◆ Directions:
Wherever a line in the data below holds "JSON", copy that line.

%%

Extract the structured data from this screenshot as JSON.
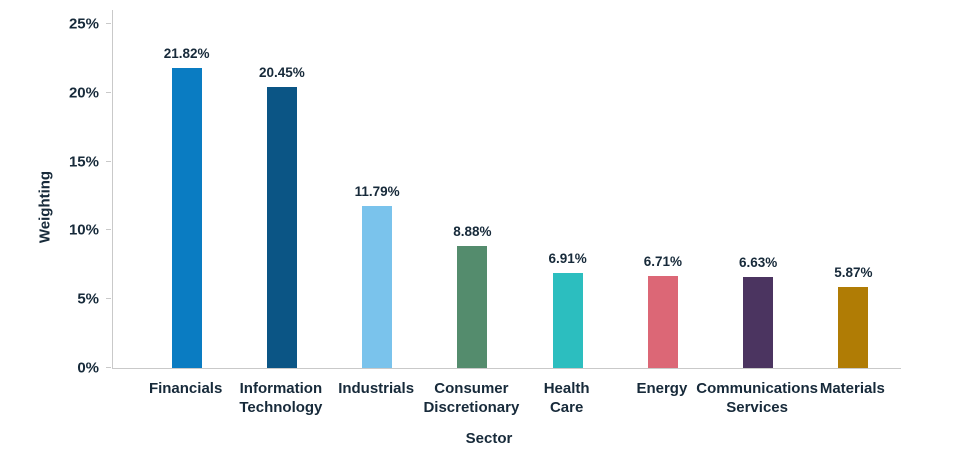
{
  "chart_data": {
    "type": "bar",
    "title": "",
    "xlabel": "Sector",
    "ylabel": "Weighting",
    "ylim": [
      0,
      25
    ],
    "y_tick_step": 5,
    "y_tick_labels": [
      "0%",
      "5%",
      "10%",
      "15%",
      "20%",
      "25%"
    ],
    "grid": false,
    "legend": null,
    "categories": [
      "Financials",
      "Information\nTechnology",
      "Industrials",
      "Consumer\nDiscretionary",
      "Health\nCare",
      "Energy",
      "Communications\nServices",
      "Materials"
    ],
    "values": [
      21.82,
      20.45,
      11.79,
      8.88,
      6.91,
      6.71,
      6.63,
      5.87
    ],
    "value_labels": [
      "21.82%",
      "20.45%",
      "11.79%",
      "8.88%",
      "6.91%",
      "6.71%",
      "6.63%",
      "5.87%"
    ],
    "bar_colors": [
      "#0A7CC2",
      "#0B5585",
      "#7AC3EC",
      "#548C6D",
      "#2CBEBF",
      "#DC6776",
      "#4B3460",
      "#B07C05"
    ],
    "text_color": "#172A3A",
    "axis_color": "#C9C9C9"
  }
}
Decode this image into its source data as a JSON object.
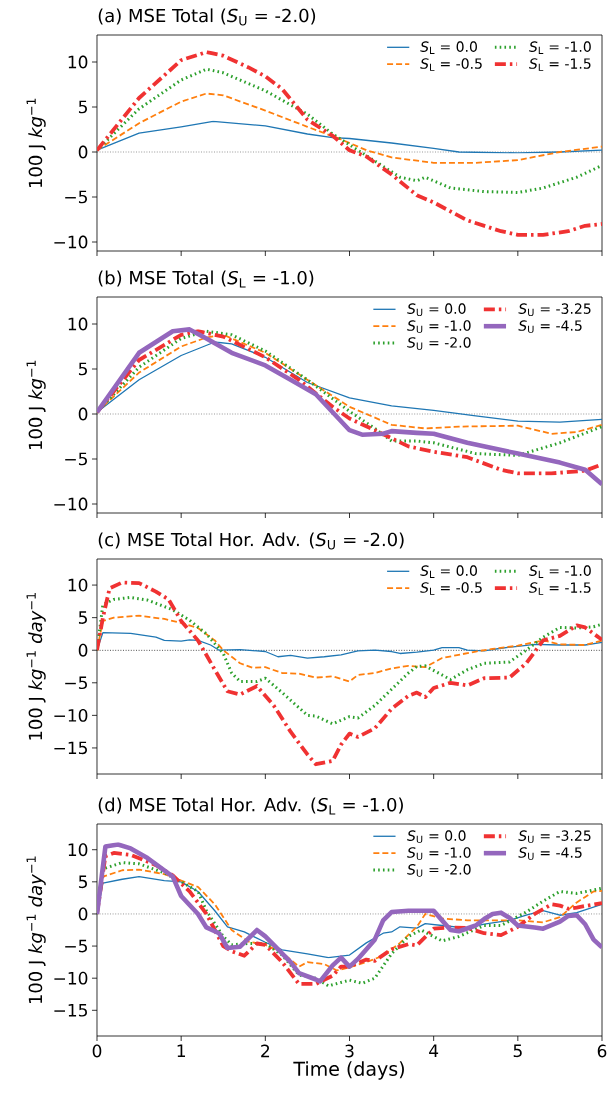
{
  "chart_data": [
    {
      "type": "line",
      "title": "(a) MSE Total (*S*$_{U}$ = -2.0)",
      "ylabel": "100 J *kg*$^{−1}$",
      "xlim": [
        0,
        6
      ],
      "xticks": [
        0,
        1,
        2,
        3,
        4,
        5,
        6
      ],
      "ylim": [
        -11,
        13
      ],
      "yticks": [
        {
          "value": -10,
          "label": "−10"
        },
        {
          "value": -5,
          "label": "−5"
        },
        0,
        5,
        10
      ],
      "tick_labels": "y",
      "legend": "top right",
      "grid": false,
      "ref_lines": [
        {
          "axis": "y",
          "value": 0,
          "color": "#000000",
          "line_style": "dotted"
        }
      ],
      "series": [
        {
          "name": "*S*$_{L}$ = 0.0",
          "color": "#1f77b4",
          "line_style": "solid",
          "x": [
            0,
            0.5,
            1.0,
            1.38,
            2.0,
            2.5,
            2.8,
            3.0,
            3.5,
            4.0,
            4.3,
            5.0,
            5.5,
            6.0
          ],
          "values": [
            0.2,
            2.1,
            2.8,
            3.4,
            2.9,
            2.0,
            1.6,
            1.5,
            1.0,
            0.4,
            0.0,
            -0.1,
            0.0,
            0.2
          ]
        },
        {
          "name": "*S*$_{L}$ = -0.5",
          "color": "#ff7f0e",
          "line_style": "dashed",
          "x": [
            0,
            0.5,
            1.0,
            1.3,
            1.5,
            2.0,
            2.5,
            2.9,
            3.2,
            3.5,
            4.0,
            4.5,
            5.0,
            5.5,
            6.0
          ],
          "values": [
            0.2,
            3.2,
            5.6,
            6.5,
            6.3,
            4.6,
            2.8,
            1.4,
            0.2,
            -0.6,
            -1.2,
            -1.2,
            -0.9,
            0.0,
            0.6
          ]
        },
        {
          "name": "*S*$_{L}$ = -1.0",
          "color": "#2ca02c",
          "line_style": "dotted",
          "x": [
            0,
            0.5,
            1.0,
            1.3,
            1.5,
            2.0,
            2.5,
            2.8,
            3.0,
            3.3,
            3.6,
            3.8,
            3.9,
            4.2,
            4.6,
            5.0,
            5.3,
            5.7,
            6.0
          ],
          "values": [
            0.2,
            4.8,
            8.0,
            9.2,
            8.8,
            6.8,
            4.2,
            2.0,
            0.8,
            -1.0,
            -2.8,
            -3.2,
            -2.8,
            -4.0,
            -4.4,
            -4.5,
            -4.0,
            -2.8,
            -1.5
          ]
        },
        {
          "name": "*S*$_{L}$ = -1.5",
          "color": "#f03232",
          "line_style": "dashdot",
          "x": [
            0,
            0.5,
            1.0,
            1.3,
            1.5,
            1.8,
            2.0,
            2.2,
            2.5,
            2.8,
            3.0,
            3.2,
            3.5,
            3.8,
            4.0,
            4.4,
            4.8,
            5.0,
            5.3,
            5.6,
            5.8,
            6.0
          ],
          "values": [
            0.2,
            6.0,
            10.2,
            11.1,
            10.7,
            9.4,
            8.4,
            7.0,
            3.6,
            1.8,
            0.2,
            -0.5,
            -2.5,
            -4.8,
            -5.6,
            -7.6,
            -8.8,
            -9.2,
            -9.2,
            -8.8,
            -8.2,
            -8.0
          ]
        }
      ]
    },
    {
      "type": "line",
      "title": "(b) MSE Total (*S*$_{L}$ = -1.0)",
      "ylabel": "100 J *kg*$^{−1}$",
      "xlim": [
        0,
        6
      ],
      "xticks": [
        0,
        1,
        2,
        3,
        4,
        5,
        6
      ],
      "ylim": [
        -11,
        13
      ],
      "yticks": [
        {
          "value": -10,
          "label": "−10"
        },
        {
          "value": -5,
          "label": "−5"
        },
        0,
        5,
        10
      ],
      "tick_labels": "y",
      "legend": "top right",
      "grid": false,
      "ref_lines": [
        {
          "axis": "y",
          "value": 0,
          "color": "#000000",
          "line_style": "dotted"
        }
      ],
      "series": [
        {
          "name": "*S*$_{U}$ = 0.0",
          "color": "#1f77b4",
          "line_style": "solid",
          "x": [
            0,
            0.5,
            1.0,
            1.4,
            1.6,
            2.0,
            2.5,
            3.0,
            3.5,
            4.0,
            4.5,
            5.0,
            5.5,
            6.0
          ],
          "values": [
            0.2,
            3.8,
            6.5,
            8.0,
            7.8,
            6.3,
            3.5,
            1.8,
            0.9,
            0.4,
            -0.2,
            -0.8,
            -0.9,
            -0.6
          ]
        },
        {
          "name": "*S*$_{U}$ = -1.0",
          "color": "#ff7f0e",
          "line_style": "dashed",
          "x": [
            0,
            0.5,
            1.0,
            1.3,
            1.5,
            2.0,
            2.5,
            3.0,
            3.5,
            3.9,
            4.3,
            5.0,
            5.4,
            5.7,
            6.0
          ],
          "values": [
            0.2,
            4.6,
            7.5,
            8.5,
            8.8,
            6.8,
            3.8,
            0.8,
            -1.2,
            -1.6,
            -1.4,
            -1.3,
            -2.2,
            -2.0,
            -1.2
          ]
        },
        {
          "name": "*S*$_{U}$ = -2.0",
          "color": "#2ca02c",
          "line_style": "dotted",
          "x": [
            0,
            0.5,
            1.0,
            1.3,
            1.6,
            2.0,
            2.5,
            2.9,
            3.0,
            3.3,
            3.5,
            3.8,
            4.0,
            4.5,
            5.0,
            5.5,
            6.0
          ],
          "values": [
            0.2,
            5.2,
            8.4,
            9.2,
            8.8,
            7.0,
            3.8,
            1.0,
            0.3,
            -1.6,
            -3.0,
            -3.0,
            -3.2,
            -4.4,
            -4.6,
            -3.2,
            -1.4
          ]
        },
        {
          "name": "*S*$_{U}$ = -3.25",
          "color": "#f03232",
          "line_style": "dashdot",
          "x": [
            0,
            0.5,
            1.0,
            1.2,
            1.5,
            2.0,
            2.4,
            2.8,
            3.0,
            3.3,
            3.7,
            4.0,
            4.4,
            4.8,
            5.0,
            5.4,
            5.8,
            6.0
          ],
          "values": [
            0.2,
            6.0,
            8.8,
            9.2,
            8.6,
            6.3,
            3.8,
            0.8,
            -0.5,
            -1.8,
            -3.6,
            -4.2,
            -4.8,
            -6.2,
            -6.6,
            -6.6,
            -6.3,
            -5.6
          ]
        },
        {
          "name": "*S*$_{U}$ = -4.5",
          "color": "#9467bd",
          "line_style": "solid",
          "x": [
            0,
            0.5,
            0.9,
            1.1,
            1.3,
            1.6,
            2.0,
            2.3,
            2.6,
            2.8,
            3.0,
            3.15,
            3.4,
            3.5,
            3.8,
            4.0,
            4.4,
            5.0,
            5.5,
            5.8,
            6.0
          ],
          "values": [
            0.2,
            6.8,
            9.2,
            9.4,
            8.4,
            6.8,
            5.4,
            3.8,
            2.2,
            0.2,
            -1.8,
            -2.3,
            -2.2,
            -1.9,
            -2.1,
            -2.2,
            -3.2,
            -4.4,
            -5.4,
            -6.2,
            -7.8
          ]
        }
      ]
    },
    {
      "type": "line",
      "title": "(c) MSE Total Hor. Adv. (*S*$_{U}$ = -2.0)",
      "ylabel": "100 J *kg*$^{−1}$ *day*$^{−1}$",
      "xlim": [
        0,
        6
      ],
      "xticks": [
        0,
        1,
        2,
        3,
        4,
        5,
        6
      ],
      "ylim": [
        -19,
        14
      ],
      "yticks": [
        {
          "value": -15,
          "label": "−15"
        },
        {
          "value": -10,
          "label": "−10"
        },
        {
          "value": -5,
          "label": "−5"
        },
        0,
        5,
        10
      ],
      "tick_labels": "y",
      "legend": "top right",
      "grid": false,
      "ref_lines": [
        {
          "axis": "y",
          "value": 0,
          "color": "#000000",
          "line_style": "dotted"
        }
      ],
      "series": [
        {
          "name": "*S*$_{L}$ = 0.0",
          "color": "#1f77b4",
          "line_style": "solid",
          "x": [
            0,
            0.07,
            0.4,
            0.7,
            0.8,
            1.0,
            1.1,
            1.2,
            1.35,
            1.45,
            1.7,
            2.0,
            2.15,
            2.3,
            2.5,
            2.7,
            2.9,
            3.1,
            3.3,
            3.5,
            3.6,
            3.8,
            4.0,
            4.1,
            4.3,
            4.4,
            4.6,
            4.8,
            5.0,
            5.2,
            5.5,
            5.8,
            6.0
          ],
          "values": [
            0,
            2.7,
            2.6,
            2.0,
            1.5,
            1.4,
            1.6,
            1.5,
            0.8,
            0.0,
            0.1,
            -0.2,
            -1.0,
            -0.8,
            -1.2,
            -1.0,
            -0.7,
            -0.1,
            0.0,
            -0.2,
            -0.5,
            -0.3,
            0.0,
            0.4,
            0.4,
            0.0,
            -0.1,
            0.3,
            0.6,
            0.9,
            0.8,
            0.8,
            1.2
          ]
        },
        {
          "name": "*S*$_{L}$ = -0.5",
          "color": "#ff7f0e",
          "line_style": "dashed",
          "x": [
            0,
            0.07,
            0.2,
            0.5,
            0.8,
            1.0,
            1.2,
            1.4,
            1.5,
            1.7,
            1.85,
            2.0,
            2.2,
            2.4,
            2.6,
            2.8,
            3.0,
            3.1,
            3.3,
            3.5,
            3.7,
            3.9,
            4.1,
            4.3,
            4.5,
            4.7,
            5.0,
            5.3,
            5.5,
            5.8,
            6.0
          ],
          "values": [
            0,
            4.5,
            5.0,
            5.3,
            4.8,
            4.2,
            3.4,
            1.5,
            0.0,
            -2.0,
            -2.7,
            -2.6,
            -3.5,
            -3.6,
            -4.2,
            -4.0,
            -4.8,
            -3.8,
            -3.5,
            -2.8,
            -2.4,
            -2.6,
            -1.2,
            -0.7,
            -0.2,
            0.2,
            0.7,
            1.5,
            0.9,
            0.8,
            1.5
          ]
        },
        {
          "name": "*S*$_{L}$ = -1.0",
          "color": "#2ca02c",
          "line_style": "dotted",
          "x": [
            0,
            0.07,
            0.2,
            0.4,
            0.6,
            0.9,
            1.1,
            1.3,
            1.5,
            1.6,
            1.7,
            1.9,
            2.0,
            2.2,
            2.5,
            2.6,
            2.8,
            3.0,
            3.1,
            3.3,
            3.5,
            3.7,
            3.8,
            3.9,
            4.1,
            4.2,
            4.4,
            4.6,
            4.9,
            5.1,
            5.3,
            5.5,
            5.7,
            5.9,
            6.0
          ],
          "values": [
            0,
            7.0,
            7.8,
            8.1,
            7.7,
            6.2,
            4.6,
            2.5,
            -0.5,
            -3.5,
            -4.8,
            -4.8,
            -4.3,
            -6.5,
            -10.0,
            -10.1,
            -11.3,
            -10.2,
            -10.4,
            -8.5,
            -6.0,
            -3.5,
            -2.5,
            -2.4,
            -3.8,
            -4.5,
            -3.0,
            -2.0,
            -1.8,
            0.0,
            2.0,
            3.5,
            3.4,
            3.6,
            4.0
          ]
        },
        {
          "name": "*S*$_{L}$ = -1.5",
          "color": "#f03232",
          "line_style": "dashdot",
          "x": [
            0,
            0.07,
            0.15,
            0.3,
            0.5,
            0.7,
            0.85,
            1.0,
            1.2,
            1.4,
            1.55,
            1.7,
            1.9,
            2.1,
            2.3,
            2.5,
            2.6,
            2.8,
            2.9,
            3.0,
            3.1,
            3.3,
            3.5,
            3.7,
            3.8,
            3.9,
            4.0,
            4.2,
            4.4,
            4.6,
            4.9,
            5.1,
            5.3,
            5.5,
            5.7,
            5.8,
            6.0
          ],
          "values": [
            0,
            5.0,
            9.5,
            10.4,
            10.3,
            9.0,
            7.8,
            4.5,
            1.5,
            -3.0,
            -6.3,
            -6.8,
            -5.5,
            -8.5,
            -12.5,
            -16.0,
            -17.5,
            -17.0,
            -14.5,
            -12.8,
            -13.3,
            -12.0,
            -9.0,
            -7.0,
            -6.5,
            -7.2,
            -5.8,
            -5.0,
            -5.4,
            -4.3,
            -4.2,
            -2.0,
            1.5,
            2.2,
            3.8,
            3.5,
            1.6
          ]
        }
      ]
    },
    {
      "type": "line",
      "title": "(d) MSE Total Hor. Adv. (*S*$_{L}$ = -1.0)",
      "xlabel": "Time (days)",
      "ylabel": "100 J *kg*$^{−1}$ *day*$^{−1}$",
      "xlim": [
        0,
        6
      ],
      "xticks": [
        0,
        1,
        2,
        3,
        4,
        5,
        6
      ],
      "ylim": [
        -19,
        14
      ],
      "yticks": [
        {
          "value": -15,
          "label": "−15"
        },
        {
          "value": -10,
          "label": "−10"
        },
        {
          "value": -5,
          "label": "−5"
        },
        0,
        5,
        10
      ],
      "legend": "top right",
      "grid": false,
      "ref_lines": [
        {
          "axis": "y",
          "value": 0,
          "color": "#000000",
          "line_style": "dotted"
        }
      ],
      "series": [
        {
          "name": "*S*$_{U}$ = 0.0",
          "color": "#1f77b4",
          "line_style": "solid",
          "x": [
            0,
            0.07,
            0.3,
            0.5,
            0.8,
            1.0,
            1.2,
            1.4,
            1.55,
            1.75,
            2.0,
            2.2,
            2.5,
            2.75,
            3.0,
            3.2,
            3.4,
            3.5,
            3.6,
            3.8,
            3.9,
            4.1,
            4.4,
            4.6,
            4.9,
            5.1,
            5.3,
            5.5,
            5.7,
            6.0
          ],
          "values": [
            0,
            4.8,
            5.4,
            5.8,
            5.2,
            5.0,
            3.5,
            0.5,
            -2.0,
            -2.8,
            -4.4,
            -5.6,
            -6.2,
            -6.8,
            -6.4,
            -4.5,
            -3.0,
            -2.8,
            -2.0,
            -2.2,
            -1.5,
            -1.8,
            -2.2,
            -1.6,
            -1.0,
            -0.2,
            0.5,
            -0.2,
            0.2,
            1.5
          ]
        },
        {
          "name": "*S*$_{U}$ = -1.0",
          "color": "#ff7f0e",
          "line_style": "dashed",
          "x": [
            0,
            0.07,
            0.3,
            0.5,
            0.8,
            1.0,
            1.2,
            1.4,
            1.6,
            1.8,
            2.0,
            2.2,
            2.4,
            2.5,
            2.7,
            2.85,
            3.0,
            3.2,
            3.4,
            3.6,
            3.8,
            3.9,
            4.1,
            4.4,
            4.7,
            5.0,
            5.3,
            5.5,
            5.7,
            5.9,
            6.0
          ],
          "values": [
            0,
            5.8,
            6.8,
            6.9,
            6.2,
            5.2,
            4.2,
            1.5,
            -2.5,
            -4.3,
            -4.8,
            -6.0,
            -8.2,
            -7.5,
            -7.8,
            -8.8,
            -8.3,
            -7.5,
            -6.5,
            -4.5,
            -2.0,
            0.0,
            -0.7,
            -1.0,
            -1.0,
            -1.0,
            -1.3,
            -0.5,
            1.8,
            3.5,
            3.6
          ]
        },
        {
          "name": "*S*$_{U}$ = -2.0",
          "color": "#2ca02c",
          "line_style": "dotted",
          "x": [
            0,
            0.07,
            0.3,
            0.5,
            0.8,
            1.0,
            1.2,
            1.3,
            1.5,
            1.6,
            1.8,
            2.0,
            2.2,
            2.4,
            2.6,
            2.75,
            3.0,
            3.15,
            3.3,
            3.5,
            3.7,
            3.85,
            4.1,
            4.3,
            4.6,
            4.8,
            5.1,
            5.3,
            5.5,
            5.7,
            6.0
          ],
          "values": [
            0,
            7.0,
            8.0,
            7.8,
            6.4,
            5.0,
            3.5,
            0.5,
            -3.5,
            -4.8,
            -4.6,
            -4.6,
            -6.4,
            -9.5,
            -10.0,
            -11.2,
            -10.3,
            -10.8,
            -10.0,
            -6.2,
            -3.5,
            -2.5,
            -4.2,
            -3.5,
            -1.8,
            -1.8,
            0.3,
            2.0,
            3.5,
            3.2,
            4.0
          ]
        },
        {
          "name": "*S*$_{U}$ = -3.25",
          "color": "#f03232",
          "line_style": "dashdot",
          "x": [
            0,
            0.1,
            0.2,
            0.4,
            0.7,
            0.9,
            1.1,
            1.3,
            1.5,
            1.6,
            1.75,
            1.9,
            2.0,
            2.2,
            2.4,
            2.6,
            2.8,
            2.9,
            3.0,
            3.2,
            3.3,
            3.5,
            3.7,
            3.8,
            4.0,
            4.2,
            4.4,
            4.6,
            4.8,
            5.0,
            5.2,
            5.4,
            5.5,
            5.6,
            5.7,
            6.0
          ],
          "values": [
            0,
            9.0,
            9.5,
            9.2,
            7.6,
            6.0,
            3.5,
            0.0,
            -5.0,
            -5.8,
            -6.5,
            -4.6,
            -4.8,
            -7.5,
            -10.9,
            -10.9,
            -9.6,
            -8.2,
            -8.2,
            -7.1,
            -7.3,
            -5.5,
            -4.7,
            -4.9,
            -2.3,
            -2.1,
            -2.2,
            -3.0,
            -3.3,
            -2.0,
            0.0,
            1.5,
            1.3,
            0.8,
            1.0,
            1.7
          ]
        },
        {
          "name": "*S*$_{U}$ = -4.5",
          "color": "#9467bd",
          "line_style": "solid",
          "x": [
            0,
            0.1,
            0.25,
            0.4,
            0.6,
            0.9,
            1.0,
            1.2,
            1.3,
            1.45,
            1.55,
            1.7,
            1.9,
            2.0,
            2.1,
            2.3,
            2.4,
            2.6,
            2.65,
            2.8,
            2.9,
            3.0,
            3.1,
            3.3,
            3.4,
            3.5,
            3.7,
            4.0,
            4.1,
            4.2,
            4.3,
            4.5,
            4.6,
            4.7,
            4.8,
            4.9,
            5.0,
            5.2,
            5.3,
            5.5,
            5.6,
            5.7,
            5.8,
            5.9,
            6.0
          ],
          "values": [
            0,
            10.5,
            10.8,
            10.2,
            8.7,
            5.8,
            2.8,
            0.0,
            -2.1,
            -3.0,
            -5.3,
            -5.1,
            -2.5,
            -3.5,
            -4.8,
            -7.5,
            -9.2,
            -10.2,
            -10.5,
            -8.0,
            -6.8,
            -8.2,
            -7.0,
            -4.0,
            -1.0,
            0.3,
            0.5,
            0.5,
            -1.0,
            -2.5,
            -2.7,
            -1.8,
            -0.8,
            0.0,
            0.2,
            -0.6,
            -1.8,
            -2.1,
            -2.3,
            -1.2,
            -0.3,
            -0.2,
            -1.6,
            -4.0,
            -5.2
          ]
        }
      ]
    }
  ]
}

%%

◆ Answer for the task:
Extract the structured data from this screenshot as JSON.
Decode this image into its source data as a JSON object.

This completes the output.